- [Work to be completed]
Of all the lines in the material, how many include the word "신청하기"? Reply with the number alone.

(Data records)
────

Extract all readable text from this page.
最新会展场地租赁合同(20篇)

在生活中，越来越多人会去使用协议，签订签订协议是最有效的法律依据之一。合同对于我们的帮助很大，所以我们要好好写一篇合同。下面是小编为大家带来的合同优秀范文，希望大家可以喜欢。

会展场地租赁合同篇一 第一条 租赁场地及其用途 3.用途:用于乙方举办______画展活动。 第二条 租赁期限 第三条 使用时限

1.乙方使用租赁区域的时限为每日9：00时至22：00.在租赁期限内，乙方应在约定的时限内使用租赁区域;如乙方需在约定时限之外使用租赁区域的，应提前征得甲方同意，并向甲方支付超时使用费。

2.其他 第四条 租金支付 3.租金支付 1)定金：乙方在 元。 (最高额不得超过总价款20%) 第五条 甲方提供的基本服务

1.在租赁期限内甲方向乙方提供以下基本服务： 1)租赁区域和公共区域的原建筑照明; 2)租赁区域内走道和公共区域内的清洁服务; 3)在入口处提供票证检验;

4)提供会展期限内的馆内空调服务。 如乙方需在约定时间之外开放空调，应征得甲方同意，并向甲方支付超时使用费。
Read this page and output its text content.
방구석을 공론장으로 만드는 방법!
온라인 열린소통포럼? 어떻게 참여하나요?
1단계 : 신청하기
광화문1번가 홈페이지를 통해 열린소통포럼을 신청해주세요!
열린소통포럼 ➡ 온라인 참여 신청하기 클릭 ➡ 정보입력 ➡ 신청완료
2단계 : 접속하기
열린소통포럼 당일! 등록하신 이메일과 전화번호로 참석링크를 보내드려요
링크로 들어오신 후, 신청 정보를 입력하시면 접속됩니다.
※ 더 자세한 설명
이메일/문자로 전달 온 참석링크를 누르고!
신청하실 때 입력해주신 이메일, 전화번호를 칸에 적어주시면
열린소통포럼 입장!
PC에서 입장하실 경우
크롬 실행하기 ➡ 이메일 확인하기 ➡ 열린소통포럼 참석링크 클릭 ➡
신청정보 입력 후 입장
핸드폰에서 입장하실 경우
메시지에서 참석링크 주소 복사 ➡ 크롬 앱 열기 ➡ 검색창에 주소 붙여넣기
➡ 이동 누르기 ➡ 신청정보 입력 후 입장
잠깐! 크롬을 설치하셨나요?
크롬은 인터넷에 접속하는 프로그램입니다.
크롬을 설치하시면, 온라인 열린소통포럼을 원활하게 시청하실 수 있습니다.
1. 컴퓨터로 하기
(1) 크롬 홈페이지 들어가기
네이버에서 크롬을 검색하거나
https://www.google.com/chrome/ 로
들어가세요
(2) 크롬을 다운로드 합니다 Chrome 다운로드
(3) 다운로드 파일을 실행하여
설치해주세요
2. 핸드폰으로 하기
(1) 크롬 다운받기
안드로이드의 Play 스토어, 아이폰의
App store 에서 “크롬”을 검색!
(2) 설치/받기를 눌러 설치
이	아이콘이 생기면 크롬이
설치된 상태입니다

────

- [Solution for this task]
2